Entries from a dataset:
** begin **

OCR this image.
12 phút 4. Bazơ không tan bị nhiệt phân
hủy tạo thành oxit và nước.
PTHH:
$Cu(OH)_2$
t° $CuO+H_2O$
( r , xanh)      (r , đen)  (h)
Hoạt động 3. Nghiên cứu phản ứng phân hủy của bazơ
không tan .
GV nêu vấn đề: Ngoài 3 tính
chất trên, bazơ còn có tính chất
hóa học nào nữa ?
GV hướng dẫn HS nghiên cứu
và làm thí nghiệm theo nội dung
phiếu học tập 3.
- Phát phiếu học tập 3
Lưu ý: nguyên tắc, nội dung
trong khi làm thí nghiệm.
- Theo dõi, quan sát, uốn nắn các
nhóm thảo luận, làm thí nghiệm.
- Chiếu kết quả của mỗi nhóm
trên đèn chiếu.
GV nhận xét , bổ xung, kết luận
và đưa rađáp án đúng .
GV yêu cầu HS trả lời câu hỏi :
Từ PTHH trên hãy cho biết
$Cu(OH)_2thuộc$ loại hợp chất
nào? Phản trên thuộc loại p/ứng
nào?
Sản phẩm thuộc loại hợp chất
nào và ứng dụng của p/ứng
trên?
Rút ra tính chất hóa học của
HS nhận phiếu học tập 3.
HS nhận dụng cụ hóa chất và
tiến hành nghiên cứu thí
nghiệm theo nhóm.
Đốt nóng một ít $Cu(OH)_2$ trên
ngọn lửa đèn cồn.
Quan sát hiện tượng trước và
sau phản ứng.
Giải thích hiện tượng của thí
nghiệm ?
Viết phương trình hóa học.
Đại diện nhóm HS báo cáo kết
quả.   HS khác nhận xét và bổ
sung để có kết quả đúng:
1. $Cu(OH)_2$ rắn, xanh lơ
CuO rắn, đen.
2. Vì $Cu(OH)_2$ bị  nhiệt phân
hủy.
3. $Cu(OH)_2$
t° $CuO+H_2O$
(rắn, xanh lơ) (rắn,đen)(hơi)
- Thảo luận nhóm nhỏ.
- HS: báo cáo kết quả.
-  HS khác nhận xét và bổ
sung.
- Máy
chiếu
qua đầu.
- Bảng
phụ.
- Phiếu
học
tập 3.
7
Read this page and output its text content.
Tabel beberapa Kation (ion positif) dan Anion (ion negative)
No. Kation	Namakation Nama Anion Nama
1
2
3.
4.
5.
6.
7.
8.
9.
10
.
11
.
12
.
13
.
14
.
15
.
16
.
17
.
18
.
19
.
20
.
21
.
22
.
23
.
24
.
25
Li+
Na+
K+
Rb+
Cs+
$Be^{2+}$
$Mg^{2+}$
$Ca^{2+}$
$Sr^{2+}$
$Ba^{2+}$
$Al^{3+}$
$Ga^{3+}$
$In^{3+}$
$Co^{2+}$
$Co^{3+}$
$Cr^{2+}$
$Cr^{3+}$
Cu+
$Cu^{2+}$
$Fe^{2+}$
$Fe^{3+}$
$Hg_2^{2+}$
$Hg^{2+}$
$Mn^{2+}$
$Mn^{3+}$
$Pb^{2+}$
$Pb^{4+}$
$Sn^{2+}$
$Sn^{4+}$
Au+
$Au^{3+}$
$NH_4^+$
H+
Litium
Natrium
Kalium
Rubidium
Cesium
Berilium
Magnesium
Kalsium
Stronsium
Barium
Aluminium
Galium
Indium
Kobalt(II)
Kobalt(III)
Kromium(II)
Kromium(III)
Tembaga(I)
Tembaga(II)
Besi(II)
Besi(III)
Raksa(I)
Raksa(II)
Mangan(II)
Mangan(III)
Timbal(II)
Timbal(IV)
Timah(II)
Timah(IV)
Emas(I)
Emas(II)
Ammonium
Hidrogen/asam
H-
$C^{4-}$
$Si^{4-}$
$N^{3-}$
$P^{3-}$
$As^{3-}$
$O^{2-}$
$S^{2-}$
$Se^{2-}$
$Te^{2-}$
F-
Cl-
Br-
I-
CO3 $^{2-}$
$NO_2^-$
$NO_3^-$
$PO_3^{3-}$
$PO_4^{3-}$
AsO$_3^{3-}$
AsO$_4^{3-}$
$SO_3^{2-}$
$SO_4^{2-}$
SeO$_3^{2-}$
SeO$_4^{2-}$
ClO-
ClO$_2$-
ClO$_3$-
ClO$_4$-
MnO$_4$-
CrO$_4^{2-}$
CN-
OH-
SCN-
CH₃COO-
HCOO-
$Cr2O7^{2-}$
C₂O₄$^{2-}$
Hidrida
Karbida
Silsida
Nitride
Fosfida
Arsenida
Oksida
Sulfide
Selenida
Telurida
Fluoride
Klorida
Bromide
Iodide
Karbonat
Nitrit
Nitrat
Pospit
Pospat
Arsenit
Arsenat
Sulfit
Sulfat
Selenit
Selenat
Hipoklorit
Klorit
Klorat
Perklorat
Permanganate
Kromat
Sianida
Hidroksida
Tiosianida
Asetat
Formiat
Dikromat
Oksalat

** end **
** begin **

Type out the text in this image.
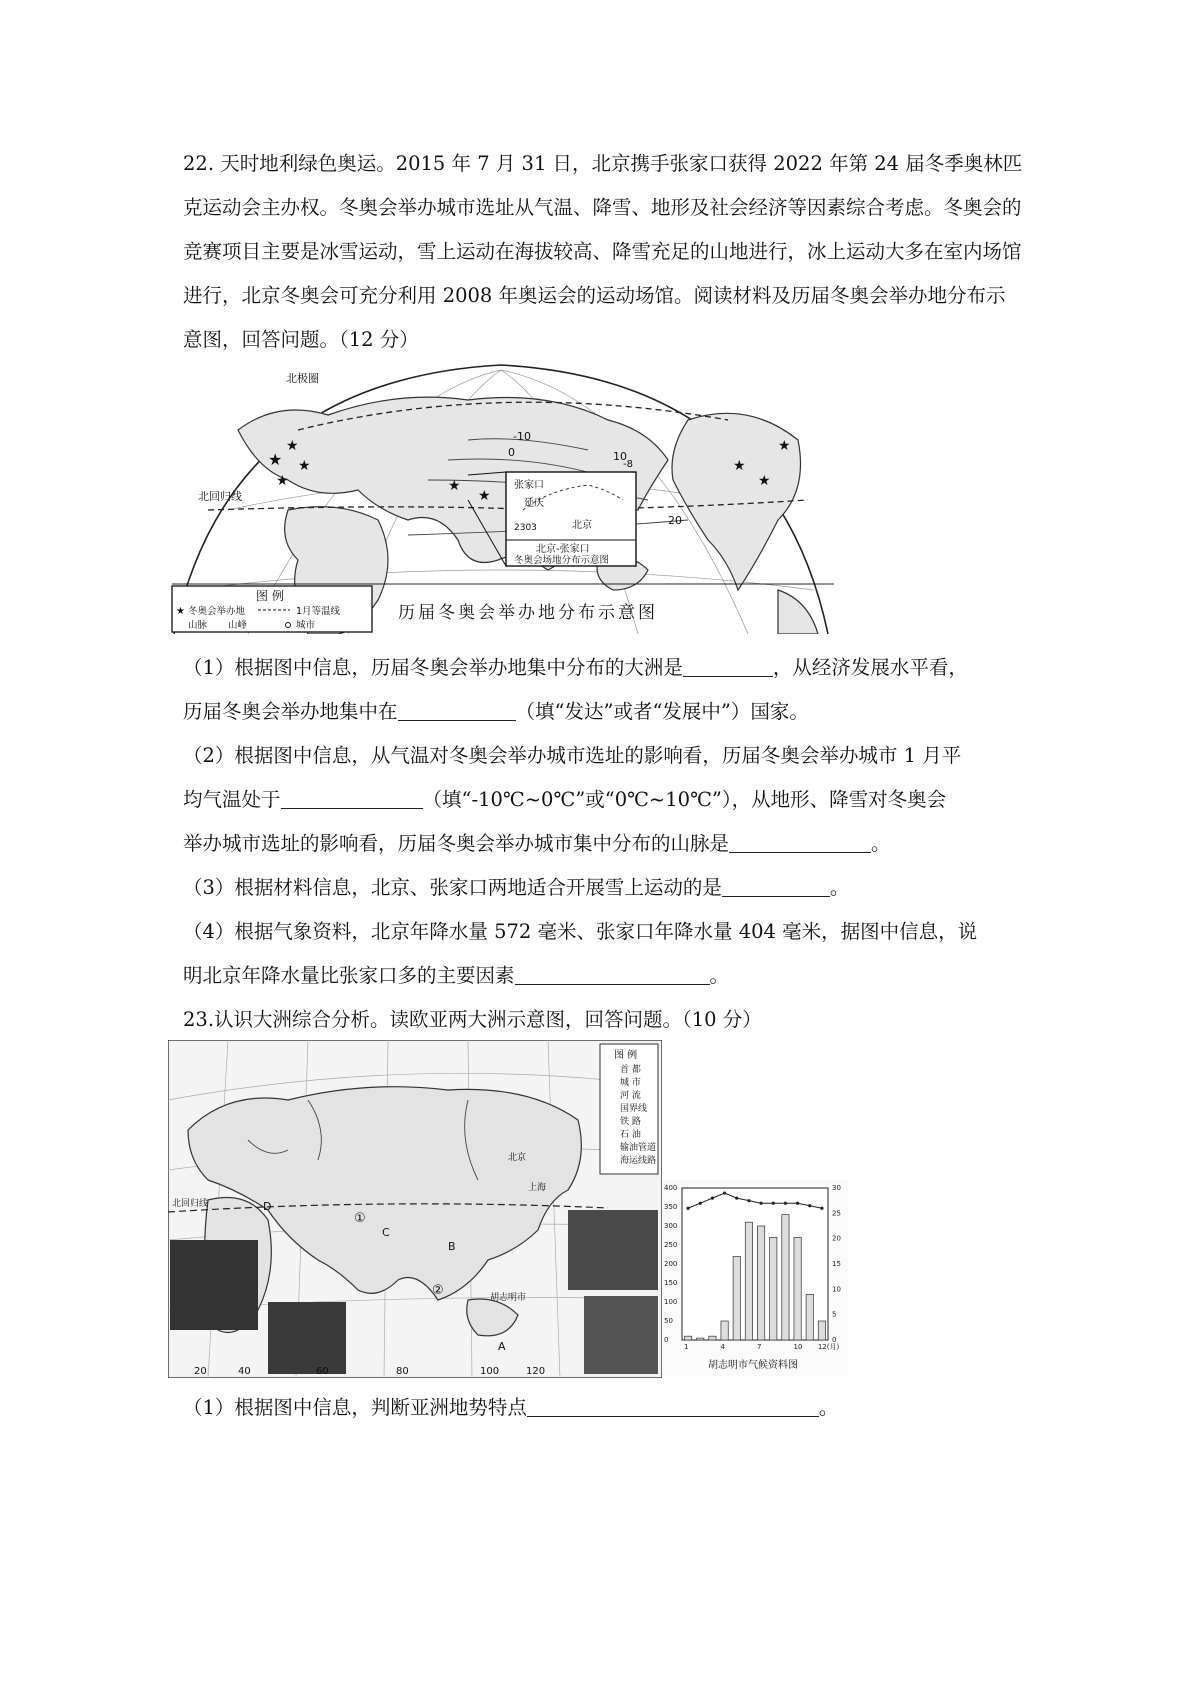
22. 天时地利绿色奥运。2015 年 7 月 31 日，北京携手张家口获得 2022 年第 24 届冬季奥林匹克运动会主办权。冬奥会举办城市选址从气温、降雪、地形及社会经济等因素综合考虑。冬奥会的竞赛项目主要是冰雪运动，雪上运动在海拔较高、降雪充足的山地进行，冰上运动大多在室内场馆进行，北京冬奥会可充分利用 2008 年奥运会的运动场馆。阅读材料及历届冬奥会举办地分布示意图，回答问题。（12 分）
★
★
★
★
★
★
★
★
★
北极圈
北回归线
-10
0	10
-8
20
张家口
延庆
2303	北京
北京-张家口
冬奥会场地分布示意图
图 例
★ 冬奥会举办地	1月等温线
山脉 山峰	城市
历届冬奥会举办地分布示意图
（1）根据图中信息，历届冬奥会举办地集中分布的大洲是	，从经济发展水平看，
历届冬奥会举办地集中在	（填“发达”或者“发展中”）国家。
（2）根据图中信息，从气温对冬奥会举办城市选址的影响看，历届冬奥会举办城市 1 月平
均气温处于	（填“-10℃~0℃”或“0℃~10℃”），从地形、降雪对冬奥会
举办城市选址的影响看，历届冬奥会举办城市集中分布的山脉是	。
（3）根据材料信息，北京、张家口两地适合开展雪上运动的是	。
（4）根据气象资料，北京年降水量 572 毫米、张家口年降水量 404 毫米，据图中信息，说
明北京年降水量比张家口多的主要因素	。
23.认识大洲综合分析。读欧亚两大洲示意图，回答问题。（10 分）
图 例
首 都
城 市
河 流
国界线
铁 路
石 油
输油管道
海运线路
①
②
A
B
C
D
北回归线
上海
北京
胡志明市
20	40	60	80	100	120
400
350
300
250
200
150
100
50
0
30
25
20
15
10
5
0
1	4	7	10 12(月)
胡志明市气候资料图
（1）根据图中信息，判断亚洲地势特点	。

** end **
** begin **

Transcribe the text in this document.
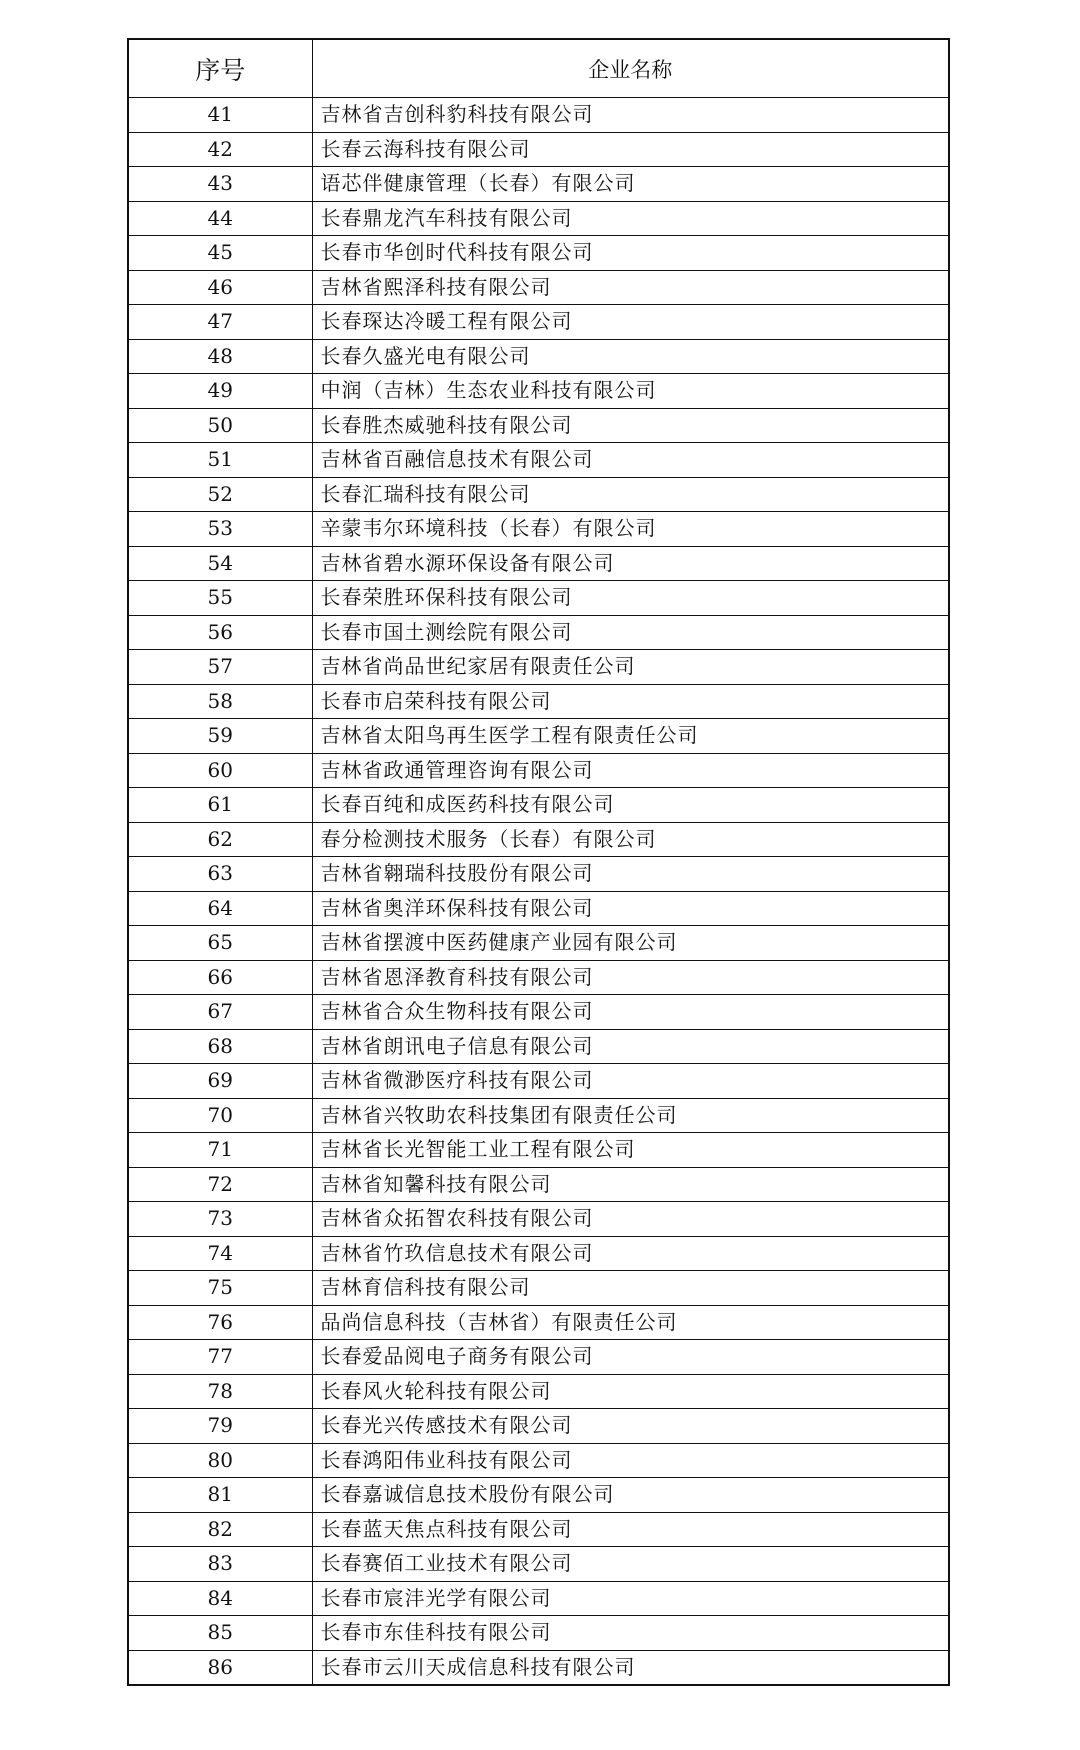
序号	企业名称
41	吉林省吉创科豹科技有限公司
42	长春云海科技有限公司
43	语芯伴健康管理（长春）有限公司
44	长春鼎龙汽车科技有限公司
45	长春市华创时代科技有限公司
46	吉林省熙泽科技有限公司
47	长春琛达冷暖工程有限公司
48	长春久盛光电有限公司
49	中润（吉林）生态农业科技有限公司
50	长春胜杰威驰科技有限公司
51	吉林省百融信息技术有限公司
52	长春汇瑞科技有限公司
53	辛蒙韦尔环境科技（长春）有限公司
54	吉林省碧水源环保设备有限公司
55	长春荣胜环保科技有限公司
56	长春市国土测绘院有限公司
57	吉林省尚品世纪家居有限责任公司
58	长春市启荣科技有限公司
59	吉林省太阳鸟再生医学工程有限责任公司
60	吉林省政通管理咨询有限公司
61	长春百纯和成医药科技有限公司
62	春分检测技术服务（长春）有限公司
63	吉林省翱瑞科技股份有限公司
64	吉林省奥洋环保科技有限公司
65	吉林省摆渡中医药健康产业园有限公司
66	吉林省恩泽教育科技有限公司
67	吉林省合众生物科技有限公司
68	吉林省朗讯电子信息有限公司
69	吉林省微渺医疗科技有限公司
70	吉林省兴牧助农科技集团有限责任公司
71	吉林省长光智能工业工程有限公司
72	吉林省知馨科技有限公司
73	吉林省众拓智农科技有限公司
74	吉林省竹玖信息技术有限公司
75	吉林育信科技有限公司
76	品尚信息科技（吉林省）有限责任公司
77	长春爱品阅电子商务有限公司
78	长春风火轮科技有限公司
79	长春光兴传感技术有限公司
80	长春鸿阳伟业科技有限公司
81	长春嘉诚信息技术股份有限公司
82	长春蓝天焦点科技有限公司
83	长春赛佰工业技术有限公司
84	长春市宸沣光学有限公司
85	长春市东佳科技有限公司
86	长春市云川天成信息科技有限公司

** end **

**Direction:** In the entries above, some lines may contain the string "text"; report how many, without additional comment.

**Task result:** 3